#### What is expected:
Transcribe the entries exactly; images are not part of the copy.

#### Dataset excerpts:
- - - - -
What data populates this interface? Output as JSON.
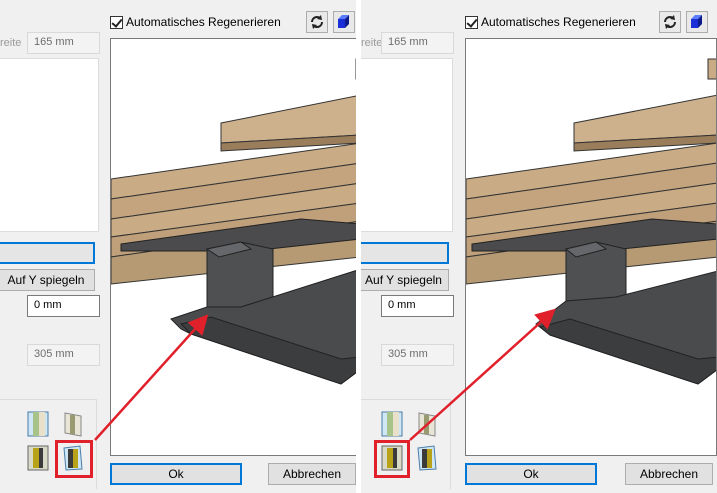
{
  "left": {
    "width_label": "reite",
    "width_value": "165 mm",
    "mirror_y_label": "Auf Y spiegeln",
    "offset_value": "0 mm",
    "length_value": "305 mm",
    "auto_regen_label": "Automatisches Regenerieren",
    "ok_label": "Ok",
    "cancel_label": "Abbrechen"
  },
  "right": {
    "width_label": "reite",
    "width_value": "165 mm",
    "mirror_y_label": "Auf Y spiegeln",
    "offset_value": "0 mm",
    "length_value": "305 mm",
    "auto_regen_label": "Automatisches Regenerieren",
    "ok_label": "Ok",
    "cancel_label": "Abbrechen"
  },
  "icons": {
    "refresh": "refresh-icon",
    "view_cube": "3d-view-icon",
    "profile_options": [
      "profile-option-1-icon",
      "profile-option-2-icon",
      "profile-option-3-icon",
      "profile-option-4-icon"
    ]
  },
  "colors": {
    "highlight_red": "#e0202b",
    "focus_blue": "#0078d7",
    "wood": "#c9ab86",
    "steel": "#4b4b4d"
  }
}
- - - - -
#### Solution to the exercise:
What data populates this interface? Output as JSON.
{
  "left": {
    "width_label": "reite",
    "width_value": "165 mm",
    "mirror_y_label": "Auf Y spiegeln",
    "offset_value": "0 mm",
    "length_value": "305 mm",
    "auto_regen_label": "Automatisches Regenerieren",
    "ok_label": "Ok",
    "cancel_label": "Abbrechen"
  },
  "right": {
    "width_label": "reite",
    "width_value": "165 mm",
    "mirror_y_label": "Auf Y spiegeln",
    "offset_value": "0 mm",
    "length_value": "305 mm",
    "auto_regen_label": "Automatisches Regenerieren",
    "ok_label": "Ok",
    "cancel_label": "Abbrechen"
  },
  "icons": {
    "refresh": "refresh-icon",
    "view_cube": "3d-view-icon",
    "profile_options": [
      "profile-option-1-icon",
      "profile-option-2-icon",
      "profile-option-3-icon",
      "profile-option-4-icon"
    ]
  },
  "colors": {
    "highlight_red": "#e0202b",
    "focus_blue": "#0078d7",
    "wood": "#c9ab86",
    "steel": "#4b4b4d"
  }
}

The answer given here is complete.